YOUR INSTRUCTIONS. Reproduce the records below exactly as they appear, omitting any pictures they contain.

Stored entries
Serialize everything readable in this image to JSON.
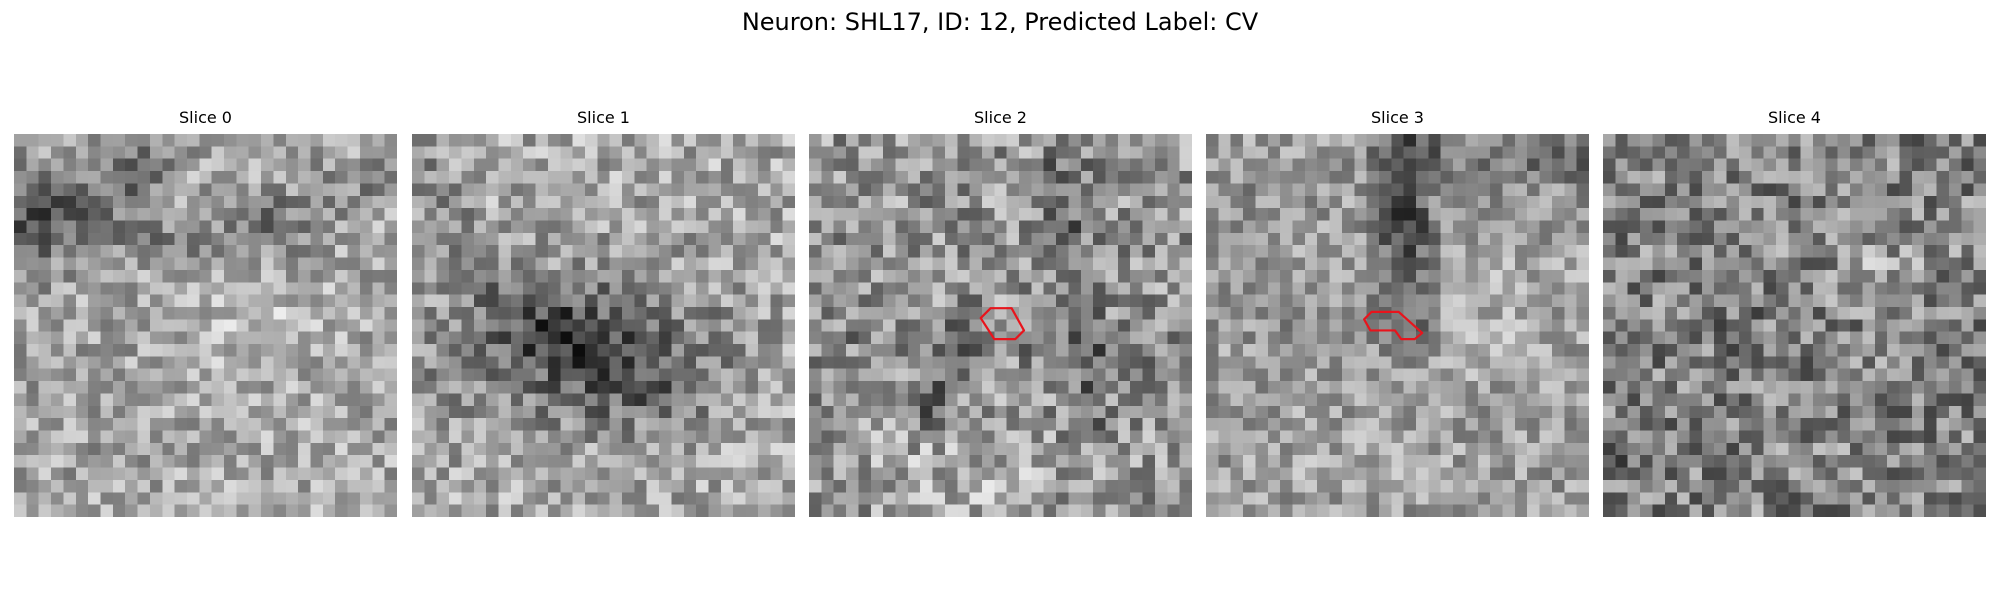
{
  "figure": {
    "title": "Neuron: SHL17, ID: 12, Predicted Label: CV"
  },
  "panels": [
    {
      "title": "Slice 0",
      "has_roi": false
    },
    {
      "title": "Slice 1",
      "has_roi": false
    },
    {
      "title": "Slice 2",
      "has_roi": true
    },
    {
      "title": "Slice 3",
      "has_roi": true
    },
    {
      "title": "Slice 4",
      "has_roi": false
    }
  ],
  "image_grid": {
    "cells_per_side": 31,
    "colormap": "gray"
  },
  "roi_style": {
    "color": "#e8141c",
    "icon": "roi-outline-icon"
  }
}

EXERCISE SOLUTION.
Serialize everything readable in this image to JSON.
{
  "figure": {
    "title": "Neuron: SHL17, ID: 12, Predicted Label: CV"
  },
  "panels": [
    {
      "title": "Slice 0",
      "has_roi": false
    },
    {
      "title": "Slice 1",
      "has_roi": false
    },
    {
      "title": "Slice 2",
      "has_roi": true
    },
    {
      "title": "Slice 3",
      "has_roi": true
    },
    {
      "title": "Slice 4",
      "has_roi": false
    }
  ],
  "image_grid": {
    "cells_per_side": 31,
    "colormap": "gray"
  },
  "roi_style": {
    "color": "#e8141c",
    "icon": "roi-outline-icon"
  }
}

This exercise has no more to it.